§ **WHAT TO WORK ON**:
Count the lines in the records below that contain the word "this", and reply with only that number.

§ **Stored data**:

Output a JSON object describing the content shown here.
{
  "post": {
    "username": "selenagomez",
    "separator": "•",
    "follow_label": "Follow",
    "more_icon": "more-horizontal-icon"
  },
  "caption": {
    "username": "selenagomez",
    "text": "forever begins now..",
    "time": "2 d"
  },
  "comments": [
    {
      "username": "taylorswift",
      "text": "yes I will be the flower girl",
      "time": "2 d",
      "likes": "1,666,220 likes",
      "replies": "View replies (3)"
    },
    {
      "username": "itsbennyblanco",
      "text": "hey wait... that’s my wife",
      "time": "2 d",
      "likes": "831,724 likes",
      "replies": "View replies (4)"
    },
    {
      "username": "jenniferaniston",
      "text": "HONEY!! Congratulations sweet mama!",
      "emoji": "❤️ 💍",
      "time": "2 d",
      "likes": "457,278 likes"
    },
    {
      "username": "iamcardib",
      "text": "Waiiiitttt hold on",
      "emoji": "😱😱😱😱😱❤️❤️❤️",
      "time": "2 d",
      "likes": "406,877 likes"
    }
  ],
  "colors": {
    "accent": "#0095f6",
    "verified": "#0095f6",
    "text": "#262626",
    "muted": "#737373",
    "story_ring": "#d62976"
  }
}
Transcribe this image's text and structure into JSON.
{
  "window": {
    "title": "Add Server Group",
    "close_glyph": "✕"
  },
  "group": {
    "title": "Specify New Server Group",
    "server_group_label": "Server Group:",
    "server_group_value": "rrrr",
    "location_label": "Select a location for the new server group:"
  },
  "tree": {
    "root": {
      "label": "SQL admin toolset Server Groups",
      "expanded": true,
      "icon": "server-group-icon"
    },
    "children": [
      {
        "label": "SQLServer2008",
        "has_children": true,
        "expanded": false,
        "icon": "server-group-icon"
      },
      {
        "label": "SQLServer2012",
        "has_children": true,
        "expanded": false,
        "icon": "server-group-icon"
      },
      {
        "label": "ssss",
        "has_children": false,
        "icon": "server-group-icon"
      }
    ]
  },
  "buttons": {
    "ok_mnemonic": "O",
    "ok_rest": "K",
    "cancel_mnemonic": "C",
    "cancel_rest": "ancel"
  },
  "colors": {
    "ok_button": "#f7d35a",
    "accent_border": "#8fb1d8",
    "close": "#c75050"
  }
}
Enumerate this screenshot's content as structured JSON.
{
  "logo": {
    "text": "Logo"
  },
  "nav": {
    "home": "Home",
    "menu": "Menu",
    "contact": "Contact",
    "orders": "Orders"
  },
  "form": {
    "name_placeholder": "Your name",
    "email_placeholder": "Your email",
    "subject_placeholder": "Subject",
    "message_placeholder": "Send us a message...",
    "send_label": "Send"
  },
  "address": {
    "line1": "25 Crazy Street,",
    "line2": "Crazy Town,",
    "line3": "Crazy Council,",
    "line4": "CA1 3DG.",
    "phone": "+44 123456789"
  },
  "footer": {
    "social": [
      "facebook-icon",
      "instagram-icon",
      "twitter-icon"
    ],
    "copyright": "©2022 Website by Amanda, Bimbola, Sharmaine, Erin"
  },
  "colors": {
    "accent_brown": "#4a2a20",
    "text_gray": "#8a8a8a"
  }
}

...

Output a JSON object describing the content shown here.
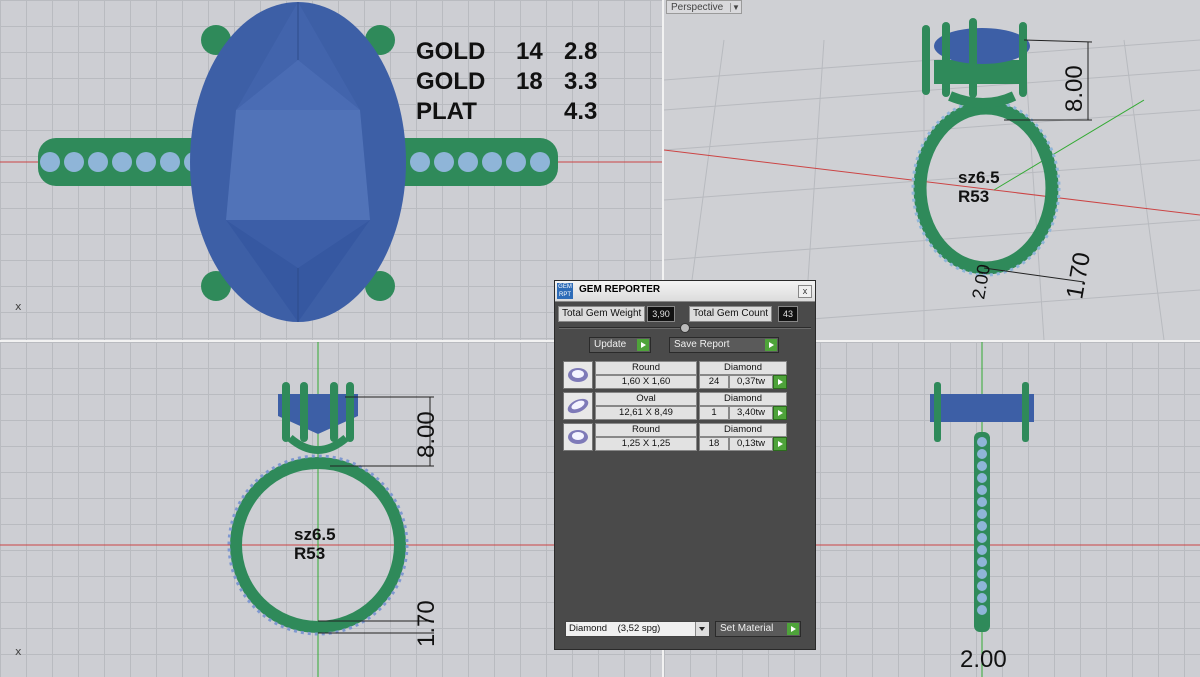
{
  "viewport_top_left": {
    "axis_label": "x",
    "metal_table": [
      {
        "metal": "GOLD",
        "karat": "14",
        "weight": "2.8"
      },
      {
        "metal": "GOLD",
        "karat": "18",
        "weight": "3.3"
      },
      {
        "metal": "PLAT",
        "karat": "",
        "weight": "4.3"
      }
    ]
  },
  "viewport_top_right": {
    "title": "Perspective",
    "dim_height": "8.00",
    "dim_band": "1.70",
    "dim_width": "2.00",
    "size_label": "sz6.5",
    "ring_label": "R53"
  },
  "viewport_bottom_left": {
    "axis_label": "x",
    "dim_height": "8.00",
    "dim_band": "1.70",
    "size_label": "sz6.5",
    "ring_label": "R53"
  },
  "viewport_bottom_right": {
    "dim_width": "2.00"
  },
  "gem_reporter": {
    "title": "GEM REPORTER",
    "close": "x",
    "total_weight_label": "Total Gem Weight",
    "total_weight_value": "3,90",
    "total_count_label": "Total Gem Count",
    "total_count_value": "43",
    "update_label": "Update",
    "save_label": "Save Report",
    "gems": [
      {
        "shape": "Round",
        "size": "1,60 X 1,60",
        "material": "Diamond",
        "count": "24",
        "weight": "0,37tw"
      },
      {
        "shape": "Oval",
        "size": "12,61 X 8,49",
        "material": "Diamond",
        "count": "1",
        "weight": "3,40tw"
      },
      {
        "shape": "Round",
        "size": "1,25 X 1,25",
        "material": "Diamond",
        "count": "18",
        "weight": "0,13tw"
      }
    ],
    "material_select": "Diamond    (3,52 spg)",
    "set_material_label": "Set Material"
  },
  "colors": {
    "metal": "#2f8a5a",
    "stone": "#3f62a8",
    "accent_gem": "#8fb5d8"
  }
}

§ **SOLUTION TO THE EXERCISE**:
2